• _ACTION ITEM 1_:
Print a passage from the candidemia assay article, beginning at the words "J. Fungi 2023, 9(8), 813;" and stopping after the words "Identification, 2nd Edition)".
• _ACTION ITEM 2_:
Give every date that appears in the candidemia assay article, along with the publication step each one marks.

• _TEXT FOR ANALYSIS_:
* * *
Comparison of β-1-3-D-Glucan and Candida Mannan Biomarker Assays with Serological Tests for the Diagnosis of Candidemia
by
and
Christopher P. Eades
1,2,*, 
Ahmed Rafezzan Bin Ahmed Bakri
2,
Jeffrey C. Y. Lau
2,
Caroline B. Moore
2,
Lilyann Novak-Frazer
2,3,
Malcolm D. Richardson
2,3,4 and
Riina Rautemaa-Richardson
1,2,3 1
Department of Infectious Diseases, Manchester University NHS Foundation Trust, Wythenshawe Hospital, Manchester M23 9LT, UK
2
Division of Infection, Immunity and Respiratory Medicine, School of Biological Sciences, NIHR Manchester Biomedical Research Centre (BRC) at the Manchester Academic Health Science Centre, The University of Manchester and Manchester University NHS Foundation Trust, Wythenshawe Hospital, Manchester M23 9LT, UK
3
Mycology Reference Centre Manchester (MRCM), ECMM Excellence Centre of Medical Mycology, Manchester University NHS Foundation Trust, Wythenshawe Hospital, Manchester M23 9LT, UK
4
Manchester Fungal Infection Group (MFIG), Faculty of Biology, Medicine & Health, The University of Manchester, Manchester M13 9NT, UK
*
Author to whom correspondence should be addressed.
J. Fungi 2023, 9(8), 813; https://doi.org/10.3390/jof9080813
Submission received: 5 June 2023
/
Revised: 26 July 2023
/
Accepted: 28 July 2023
/
Published: 31 July 2023
(This article belongs to the Special Issue Molecular Markers for Fungal Detection and Identification, 2nd Edition)
Abstract
:Invasive candidiasis, including bloodstream infection (candidemia), encompasses the most severe forms of Candida infection. Several species-specific and non-specific serological assays are commercially available to aid in diagnosis. This study compared the performance of five such biomarker assays. Serum samples from 14 patients with proven or probable invasive candidiasis, and from 10 control patients, were included in the analysis. A total of 50 serum samples were tested using C. albicans germ tube antibody (CAGTA) assay (Vircell), C. albicans IgM, C. albicans IgG and Candida mannan assays (Dynamiker Biotechnology). Among these samples, the β-1-3-D-glucan (BDG) assay (Fungitell), a laboratory standard for the diagnosis of invasive candidiasis, was positive in 20 (40%), intermediate in five (10%) and negative in 25 (50%). In cases of proven or probable candidemia, the sensitivity and specificity of the BDG assay was 86% and 80%, respectively; the Candida mannan assay, 14% and 86%; the CAGTA test, 57% and 60%; the C. albicans IgM assay, 71% and 60%; and C. albicans IgG assay 29% and 90%. In 4/8 (50%) cases with multiple serum samples, C. albicans IgM was positive sooner than BDG. Thus, when used as a rule-out test for invasive candidiasis, our data suggest that the C. albicans IgM assay may assist antifungal stewardship (over serum BDG).
* * *
• _MATERIAL PROVIDED_:
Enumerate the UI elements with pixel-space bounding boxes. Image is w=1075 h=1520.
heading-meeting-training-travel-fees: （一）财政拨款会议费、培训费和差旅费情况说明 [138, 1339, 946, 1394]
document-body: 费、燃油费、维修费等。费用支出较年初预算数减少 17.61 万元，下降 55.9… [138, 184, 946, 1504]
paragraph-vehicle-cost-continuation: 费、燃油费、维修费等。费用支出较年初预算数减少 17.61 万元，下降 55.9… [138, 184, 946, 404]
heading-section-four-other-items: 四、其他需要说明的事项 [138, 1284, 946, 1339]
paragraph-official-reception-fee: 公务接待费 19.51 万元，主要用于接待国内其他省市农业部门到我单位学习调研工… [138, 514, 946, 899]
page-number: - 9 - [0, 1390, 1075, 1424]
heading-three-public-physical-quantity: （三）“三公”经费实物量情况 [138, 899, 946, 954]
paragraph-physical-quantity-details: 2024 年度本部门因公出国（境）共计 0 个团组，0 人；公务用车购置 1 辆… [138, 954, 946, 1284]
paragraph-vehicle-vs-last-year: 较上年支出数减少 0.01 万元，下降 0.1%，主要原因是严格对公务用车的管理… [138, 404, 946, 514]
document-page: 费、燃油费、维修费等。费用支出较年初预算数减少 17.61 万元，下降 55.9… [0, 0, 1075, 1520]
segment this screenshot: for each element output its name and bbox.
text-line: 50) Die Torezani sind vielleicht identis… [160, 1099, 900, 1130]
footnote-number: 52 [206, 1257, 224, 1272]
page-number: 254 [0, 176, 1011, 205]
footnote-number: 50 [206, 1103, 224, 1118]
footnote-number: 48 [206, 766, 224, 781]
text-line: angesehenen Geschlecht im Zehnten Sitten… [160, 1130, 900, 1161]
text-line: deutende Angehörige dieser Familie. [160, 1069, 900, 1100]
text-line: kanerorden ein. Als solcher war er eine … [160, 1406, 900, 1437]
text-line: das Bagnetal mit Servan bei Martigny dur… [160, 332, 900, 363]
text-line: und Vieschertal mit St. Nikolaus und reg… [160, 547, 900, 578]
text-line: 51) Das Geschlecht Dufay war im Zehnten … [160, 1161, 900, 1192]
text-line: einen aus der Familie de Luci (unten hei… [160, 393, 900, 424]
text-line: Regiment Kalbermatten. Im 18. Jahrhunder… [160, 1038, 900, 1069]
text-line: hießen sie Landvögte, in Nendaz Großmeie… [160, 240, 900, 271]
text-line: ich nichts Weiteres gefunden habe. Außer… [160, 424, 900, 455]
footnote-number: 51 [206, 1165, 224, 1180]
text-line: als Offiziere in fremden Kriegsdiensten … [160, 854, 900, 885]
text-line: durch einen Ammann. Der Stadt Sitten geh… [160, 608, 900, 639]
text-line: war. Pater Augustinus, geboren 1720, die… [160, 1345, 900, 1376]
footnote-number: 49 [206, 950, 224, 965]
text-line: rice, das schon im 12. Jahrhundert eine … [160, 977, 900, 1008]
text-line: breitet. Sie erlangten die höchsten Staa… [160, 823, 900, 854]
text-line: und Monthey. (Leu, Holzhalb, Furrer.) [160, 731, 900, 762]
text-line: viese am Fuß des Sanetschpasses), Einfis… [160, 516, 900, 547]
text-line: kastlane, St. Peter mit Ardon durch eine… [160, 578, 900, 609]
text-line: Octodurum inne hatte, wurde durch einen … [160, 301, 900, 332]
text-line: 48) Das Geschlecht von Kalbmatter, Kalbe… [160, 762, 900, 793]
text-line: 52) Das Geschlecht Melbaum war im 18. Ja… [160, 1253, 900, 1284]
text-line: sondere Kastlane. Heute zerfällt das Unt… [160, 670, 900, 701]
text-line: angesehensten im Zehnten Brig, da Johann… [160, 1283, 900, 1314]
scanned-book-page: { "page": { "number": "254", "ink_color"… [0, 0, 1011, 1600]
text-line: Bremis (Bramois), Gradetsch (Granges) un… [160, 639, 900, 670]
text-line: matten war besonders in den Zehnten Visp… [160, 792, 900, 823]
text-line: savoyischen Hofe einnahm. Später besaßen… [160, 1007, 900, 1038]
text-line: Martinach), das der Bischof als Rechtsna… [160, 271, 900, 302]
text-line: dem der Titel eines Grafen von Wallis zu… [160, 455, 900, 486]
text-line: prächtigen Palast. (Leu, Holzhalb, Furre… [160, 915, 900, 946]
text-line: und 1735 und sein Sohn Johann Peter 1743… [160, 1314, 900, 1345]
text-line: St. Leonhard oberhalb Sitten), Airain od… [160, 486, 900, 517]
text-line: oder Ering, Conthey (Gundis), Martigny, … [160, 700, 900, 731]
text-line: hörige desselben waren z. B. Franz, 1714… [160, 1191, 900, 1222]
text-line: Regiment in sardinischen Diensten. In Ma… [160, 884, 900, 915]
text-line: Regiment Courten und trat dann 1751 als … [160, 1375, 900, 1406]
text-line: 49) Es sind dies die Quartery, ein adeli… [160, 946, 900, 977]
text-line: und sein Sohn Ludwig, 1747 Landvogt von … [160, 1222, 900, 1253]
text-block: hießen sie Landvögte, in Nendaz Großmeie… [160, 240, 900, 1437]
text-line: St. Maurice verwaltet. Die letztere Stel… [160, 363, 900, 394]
* * *
• _EXERCISE SOLUTION 1_:
J. Fungi 2023, 9(8), 813; https://doi.org/10.3390/jof9080813
Submission received: 5 June 2023
/
Revised: 26 July 2023
/
Accepted: 28 July 2023
/
Published: 31 July 2023
(This article belongs to the Special Issue Molecular Markers for Fungal Detection and Identification, 2nd Edition)

• _EXERCISE SOLUTION 2_:
Submission received: 5 June 2023
Revised: 26 July 2023
Accepted: 28 July 2023
Published: 31 July 2023